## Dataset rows
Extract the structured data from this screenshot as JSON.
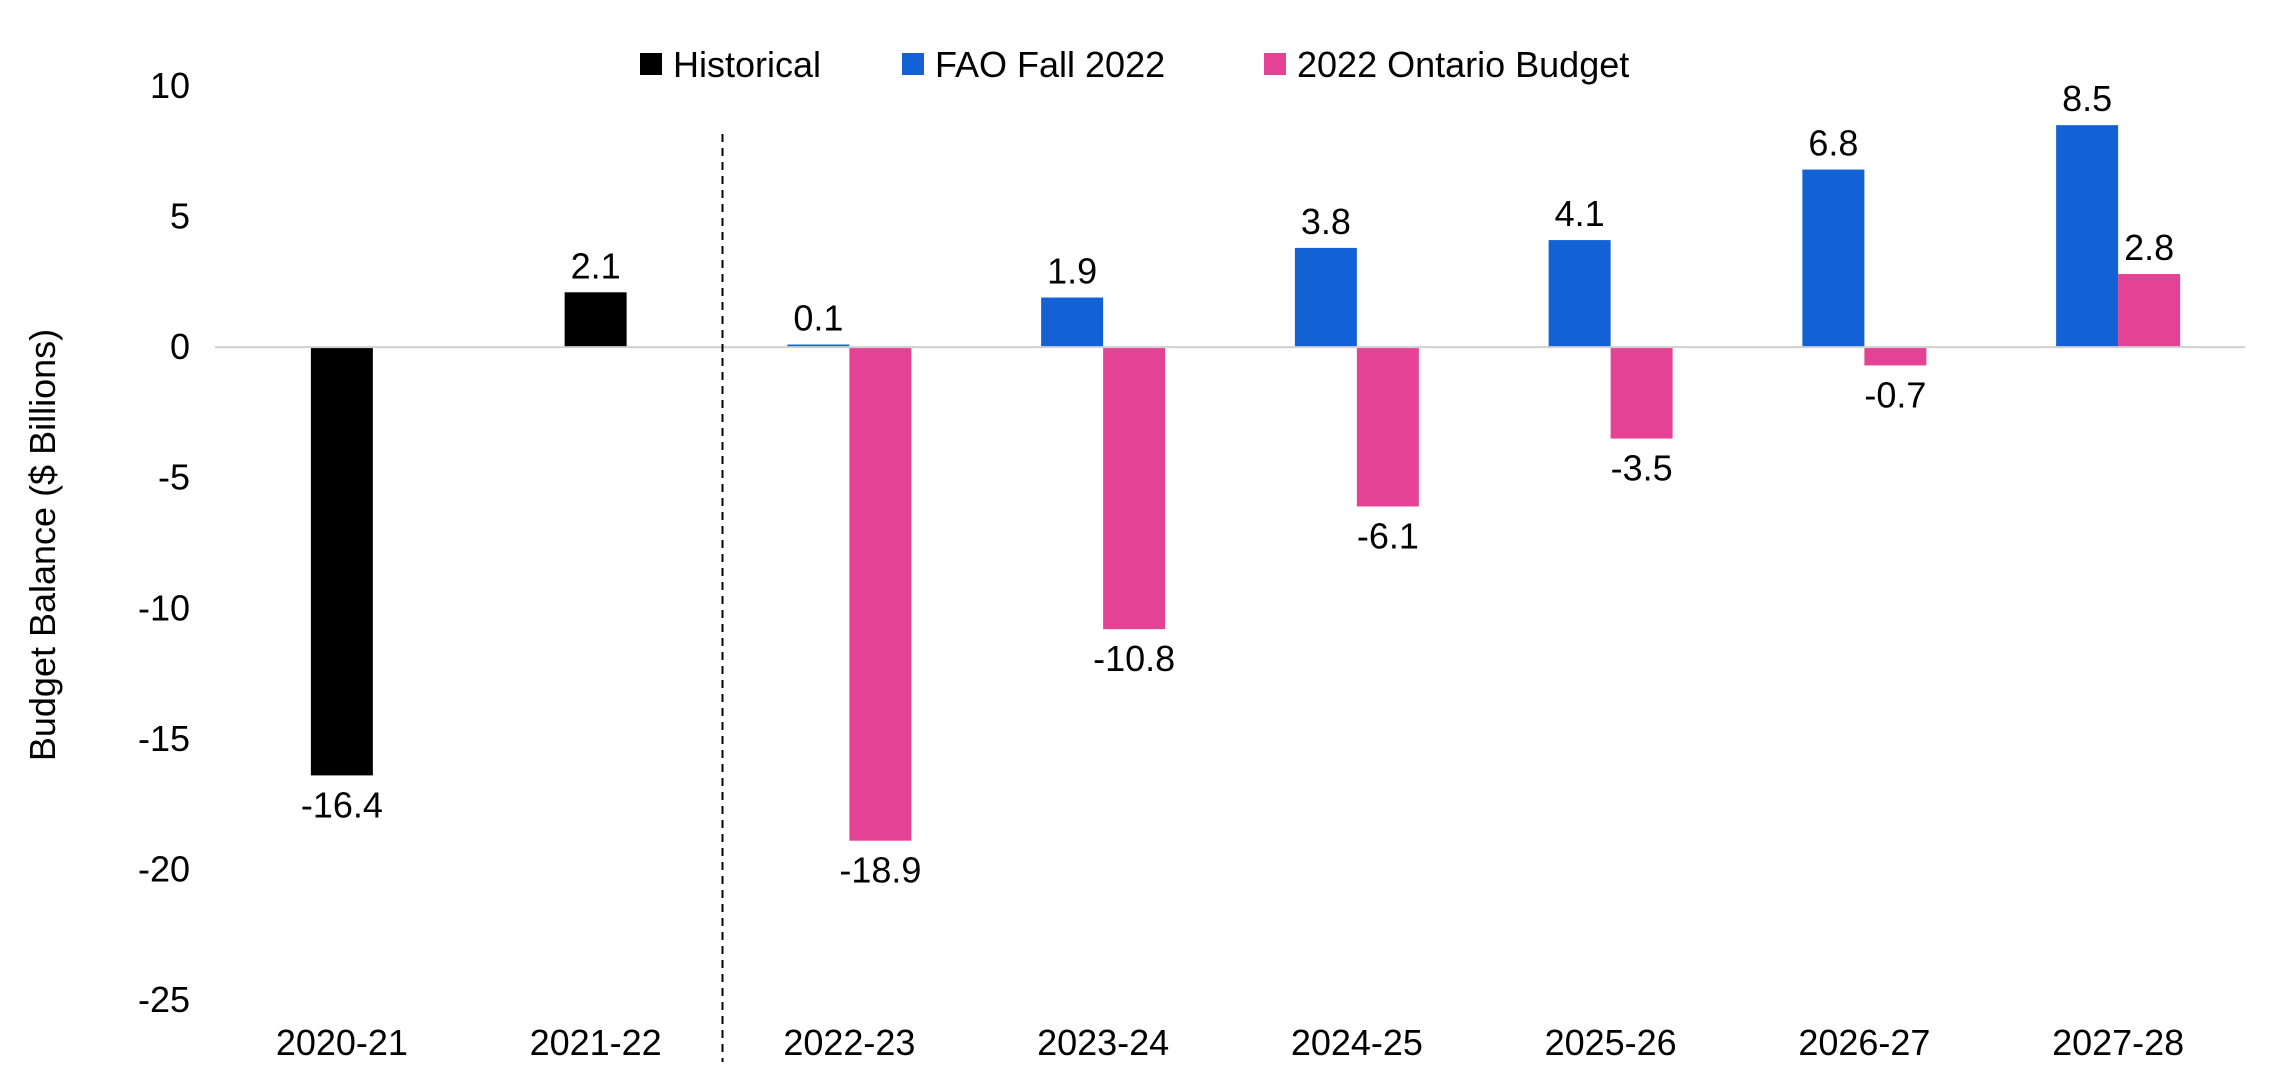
{
  "chart_data": {
    "type": "bar",
    "title": "",
    "xlabel": "",
    "ylabel": "Budget Balance ($ Billions)",
    "ylim": [
      -25,
      10
    ],
    "yticks": [
      10,
      5,
      0,
      -5,
      -10,
      -15,
      -20,
      -25
    ],
    "categories": [
      "2020-21",
      "2021-22",
      "2022-23",
      "2023-24",
      "2024-25",
      "2025-26",
      "2026-27",
      "2027-28"
    ],
    "divider_after_category": "2021-22",
    "legend_position": "top",
    "grid": false,
    "series": [
      {
        "name": "Historical",
        "color": "#000000",
        "values": [
          -16.4,
          2.1,
          null,
          null,
          null,
          null,
          null,
          null
        ],
        "labels": [
          "-16.4",
          "2.1",
          null,
          null,
          null,
          null,
          null,
          null
        ]
      },
      {
        "name": "FAO Fall 2022",
        "color": "#1262D6",
        "values": [
          null,
          null,
          0.1,
          1.9,
          3.8,
          4.1,
          6.8,
          8.5
        ],
        "labels": [
          null,
          null,
          "0.1",
          "1.9",
          "3.8",
          "4.1",
          "6.8",
          "8.5"
        ]
      },
      {
        "name": "2022 Ontario Budget",
        "color": "#E44395",
        "values": [
          null,
          null,
          -18.9,
          -10.8,
          -6.1,
          -3.5,
          -0.7,
          2.8
        ],
        "labels": [
          null,
          null,
          "-18.9",
          "-10.8",
          "-6.1",
          "-3.5",
          "-0.7",
          "2.8"
        ]
      }
    ]
  }
}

## What is being asked
Exclude every picture and copy the remaining data exactly.

## Answer below
Extract the structured data from this screenshot as JSON.
{
  "chart_data": {
    "type": "bar",
    "title": "",
    "xlabel": "",
    "ylabel": "Budget Balance ($ Billions)",
    "ylim": [
      -25,
      10
    ],
    "yticks": [
      10,
      5,
      0,
      -5,
      -10,
      -15,
      -20,
      -25
    ],
    "categories": [
      "2020-21",
      "2021-22",
      "2022-23",
      "2023-24",
      "2024-25",
      "2025-26",
      "2026-27",
      "2027-28"
    ],
    "divider_after_category": "2021-22",
    "legend_position": "top",
    "grid": false,
    "series": [
      {
        "name": "Historical",
        "color": "#000000",
        "values": [
          -16.4,
          2.1,
          null,
          null,
          null,
          null,
          null,
          null
        ],
        "labels": [
          "-16.4",
          "2.1",
          null,
          null,
          null,
          null,
          null,
          null
        ]
      },
      {
        "name": "FAO Fall 2022",
        "color": "#1262D6",
        "values": [
          null,
          null,
          0.1,
          1.9,
          3.8,
          4.1,
          6.8,
          8.5
        ],
        "labels": [
          null,
          null,
          "0.1",
          "1.9",
          "3.8",
          "4.1",
          "6.8",
          "8.5"
        ]
      },
      {
        "name": "2022 Ontario Budget",
        "color": "#E44395",
        "values": [
          null,
          null,
          -18.9,
          -10.8,
          -6.1,
          -3.5,
          -0.7,
          2.8
        ],
        "labels": [
          null,
          null,
          "-18.9",
          "-10.8",
          "-6.1",
          "-3.5",
          "-0.7",
          "2.8"
        ]
      }
    ]
  }
}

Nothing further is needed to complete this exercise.